### Excerpt from a dataset
....................
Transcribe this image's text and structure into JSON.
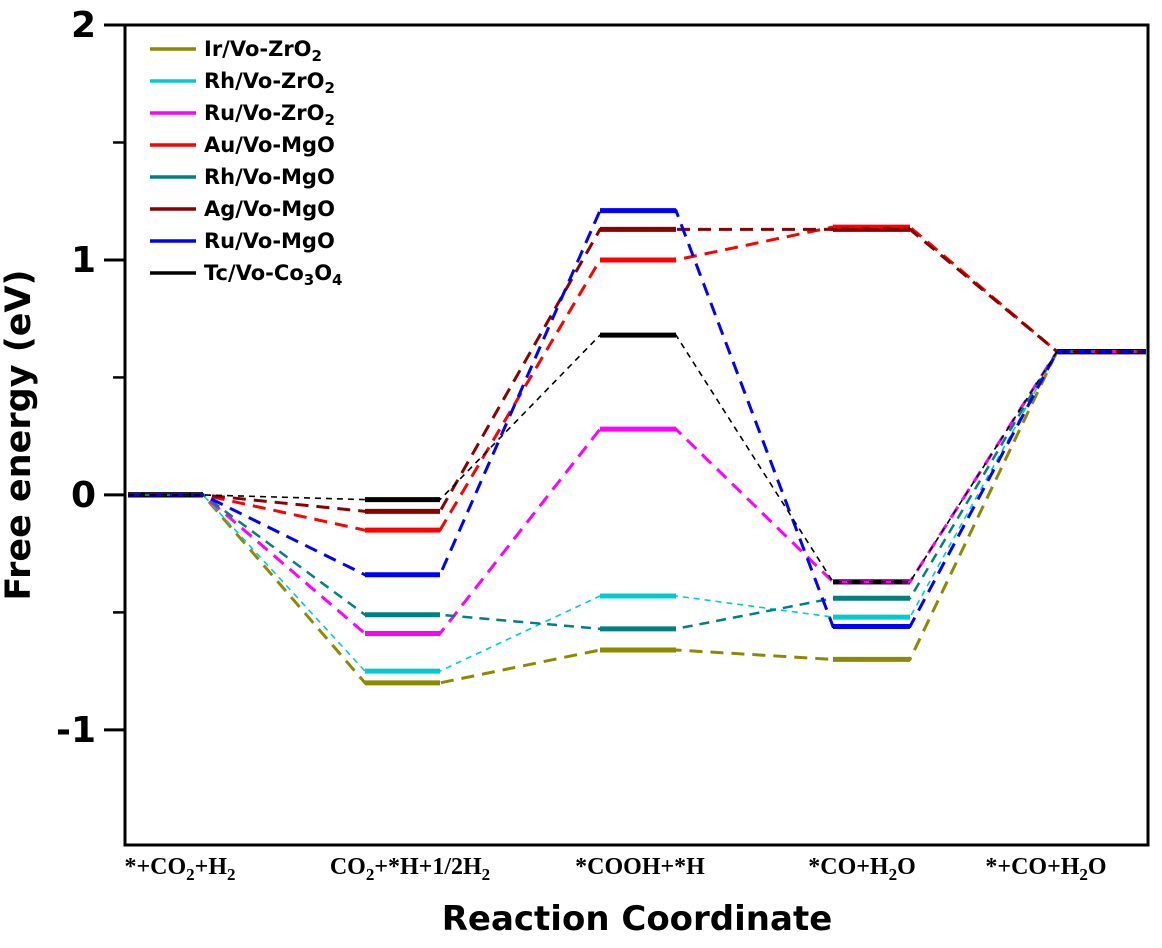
{
  "chart_data": {
    "type": "line",
    "subtype": "free-energy-diagram",
    "title": "",
    "xlabel": "Reaction Coordinate",
    "ylabel": "Free energy (eV)",
    "categories": [
      "*+CO_2+H_2",
      "CO_2+*H+1/2H_2",
      "*COOH+*H",
      "*CO+H_2O",
      "*+CO+H_2O"
    ],
    "ylim": [
      -1.49,
      2.0
    ],
    "yticks_major": [
      2,
      1,
      0,
      -1
    ],
    "yticks_minor": [
      1.5,
      0.5,
      -0.5
    ],
    "grid": false,
    "legend_position": "top-left",
    "axis_color": "#000000",
    "background_color": "#FFFFFF",
    "level_style": "solid-bars",
    "connector_style": "dashed",
    "series": [
      {
        "id": "ir-vo-zro2",
        "label": "Ir/Vo-ZrO_2",
        "color": "#8B8B00",
        "line": "thick",
        "values": [
          0.0,
          -0.8,
          -0.66,
          -0.7,
          0.61
        ]
      },
      {
        "id": "rh-vo-zro2",
        "label": "Rh/Vo-ZrO_2",
        "color": "#00CCCC",
        "line": "thin",
        "values": [
          0.0,
          -0.75,
          -0.43,
          -0.52,
          0.61
        ]
      },
      {
        "id": "ru-vo-zro2",
        "label": "Ru/Vo-ZrO_2",
        "color": "#FF00FF",
        "line": "thick",
        "values": [
          0.0,
          -0.59,
          0.28,
          -0.37,
          0.61
        ]
      },
      {
        "id": "au-vo-mgo",
        "label": "Au/Vo-MgO",
        "color": "#FF0000",
        "line": "thick",
        "values": [
          0.0,
          -0.15,
          1.0,
          1.14,
          0.61
        ]
      },
      {
        "id": "rh-vo-mgo",
        "label": "Rh/Vo-MgO",
        "color": "#008080",
        "line": "medium",
        "values": [
          0.0,
          -0.51,
          -0.57,
          -0.44,
          0.61
        ]
      },
      {
        "id": "ag-vo-mgo",
        "label": "Ag/Vo-MgO",
        "color": "#8B0000",
        "line": "thick",
        "values": [
          0.0,
          -0.07,
          1.13,
          1.13,
          0.61
        ]
      },
      {
        "id": "ru-vo-mgo",
        "label": "Ru/Vo-MgO",
        "color": "#0000FF",
        "line": "thick",
        "values": [
          0.0,
          -0.34,
          1.21,
          -0.56,
          0.61
        ]
      },
      {
        "id": "tc-vo-co3o4",
        "label": "Tc/Vo-Co_3O_4",
        "color": "#000000",
        "line": "thin",
        "values": [
          0.0,
          -0.02,
          0.68,
          -0.37,
          0.61
        ]
      }
    ]
  }
}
....................
### TASK PROMPT
Every line above should be returned word for word, with the pictures left behind.

### THE RESPONSE
Transcribe this image's text and structure into JSON.
{
  "chart_data": {
    "type": "line",
    "subtype": "free-energy-diagram",
    "title": "",
    "xlabel": "Reaction Coordinate",
    "ylabel": "Free energy (eV)",
    "categories": [
      "*+CO_2+H_2",
      "CO_2+*H+1/2H_2",
      "*COOH+*H",
      "*CO+H_2O",
      "*+CO+H_2O"
    ],
    "ylim": [
      -1.49,
      2.0
    ],
    "yticks_major": [
      2,
      1,
      0,
      -1
    ],
    "yticks_minor": [
      1.5,
      0.5,
      -0.5
    ],
    "grid": false,
    "legend_position": "top-left",
    "axis_color": "#000000",
    "background_color": "#FFFFFF",
    "level_style": "solid-bars",
    "connector_style": "dashed",
    "series": [
      {
        "id": "ir-vo-zro2",
        "label": "Ir/Vo-ZrO_2",
        "color": "#8B8B00",
        "line": "thick",
        "values": [
          0.0,
          -0.8,
          -0.66,
          -0.7,
          0.61
        ]
      },
      {
        "id": "rh-vo-zro2",
        "label": "Rh/Vo-ZrO_2",
        "color": "#00CCCC",
        "line": "thin",
        "values": [
          0.0,
          -0.75,
          -0.43,
          -0.52,
          0.61
        ]
      },
      {
        "id": "ru-vo-zro2",
        "label": "Ru/Vo-ZrO_2",
        "color": "#FF00FF",
        "line": "thick",
        "values": [
          0.0,
          -0.59,
          0.28,
          -0.37,
          0.61
        ]
      },
      {
        "id": "au-vo-mgo",
        "label": "Au/Vo-MgO",
        "color": "#FF0000",
        "line": "thick",
        "values": [
          0.0,
          -0.15,
          1.0,
          1.14,
          0.61
        ]
      },
      {
        "id": "rh-vo-mgo",
        "label": "Rh/Vo-MgO",
        "color": "#008080",
        "line": "medium",
        "values": [
          0.0,
          -0.51,
          -0.57,
          -0.44,
          0.61
        ]
      },
      {
        "id": "ag-vo-mgo",
        "label": "Ag/Vo-MgO",
        "color": "#8B0000",
        "line": "thick",
        "values": [
          0.0,
          -0.07,
          1.13,
          1.13,
          0.61
        ]
      },
      {
        "id": "ru-vo-mgo",
        "label": "Ru/Vo-MgO",
        "color": "#0000FF",
        "line": "thick",
        "values": [
          0.0,
          -0.34,
          1.21,
          -0.56,
          0.61
        ]
      },
      {
        "id": "tc-vo-co3o4",
        "label": "Tc/Vo-Co_3O_4",
        "color": "#000000",
        "line": "thin",
        "values": [
          0.0,
          -0.02,
          0.68,
          -0.37,
          0.61
        ]
      }
    ]
  }
}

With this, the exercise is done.